Given exercise:
Copy every line of the entries that includes the word "SHIRT".

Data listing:
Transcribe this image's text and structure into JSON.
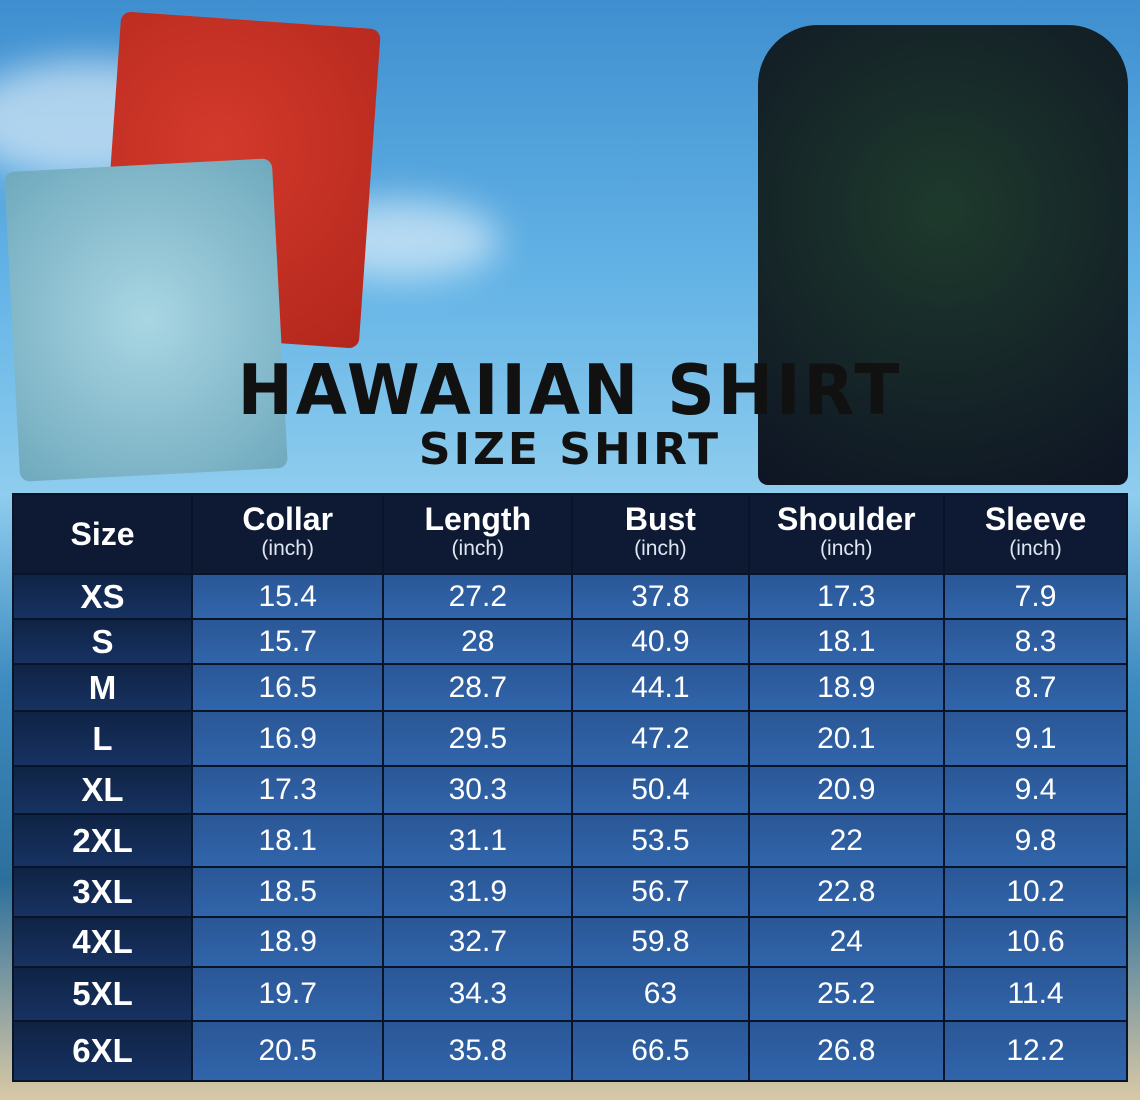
{
  "title": "HAWAIIAN SHIRT",
  "subtitle": "SIZE SHIRT",
  "colors": {
    "header_bg": "#0e1a33",
    "size_col_bg": "#173262",
    "cell_bg": "#2f62a8",
    "text": "#ffffff"
  },
  "chart_data": {
    "type": "table",
    "columns": [
      {
        "label": "Size",
        "unit": ""
      },
      {
        "label": "Collar",
        "unit": "(inch)"
      },
      {
        "label": "Length",
        "unit": "(inch)"
      },
      {
        "label": "Bust",
        "unit": "(inch)"
      },
      {
        "label": "Shoulder",
        "unit": "(inch)"
      },
      {
        "label": "Sleeve",
        "unit": "(inch)"
      }
    ],
    "rows": [
      [
        "XS",
        "15.4",
        "27.2",
        "37.8",
        "17.3",
        "7.9"
      ],
      [
        "S",
        "15.7",
        "28",
        "40.9",
        "18.1",
        "8.3"
      ],
      [
        "M",
        "16.5",
        "28.7",
        "44.1",
        "18.9",
        "8.7"
      ],
      [
        "L",
        "16.9",
        "29.5",
        "47.2",
        "20.1",
        "9.1"
      ],
      [
        "XL",
        "17.3",
        "30.3",
        "50.4",
        "20.9",
        "9.4"
      ],
      [
        "2XL",
        "18.1",
        "31.1",
        "53.5",
        "22",
        "9.8"
      ],
      [
        "3XL",
        "18.5",
        "31.9",
        "56.7",
        "22.8",
        "10.2"
      ],
      [
        "4XL",
        "18.9",
        "32.7",
        "59.8",
        "24",
        "10.6"
      ],
      [
        "5XL",
        "19.7",
        "34.3",
        "63",
        "25.2",
        "11.4"
      ],
      [
        "6XL",
        "20.5",
        "35.8",
        "66.5",
        "26.8",
        "12.2"
      ]
    ]
  }
}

Answer to the exercise:
  "title": "HAWAIIAN SHIRT",
  "subtitle": "SIZE SHIRT",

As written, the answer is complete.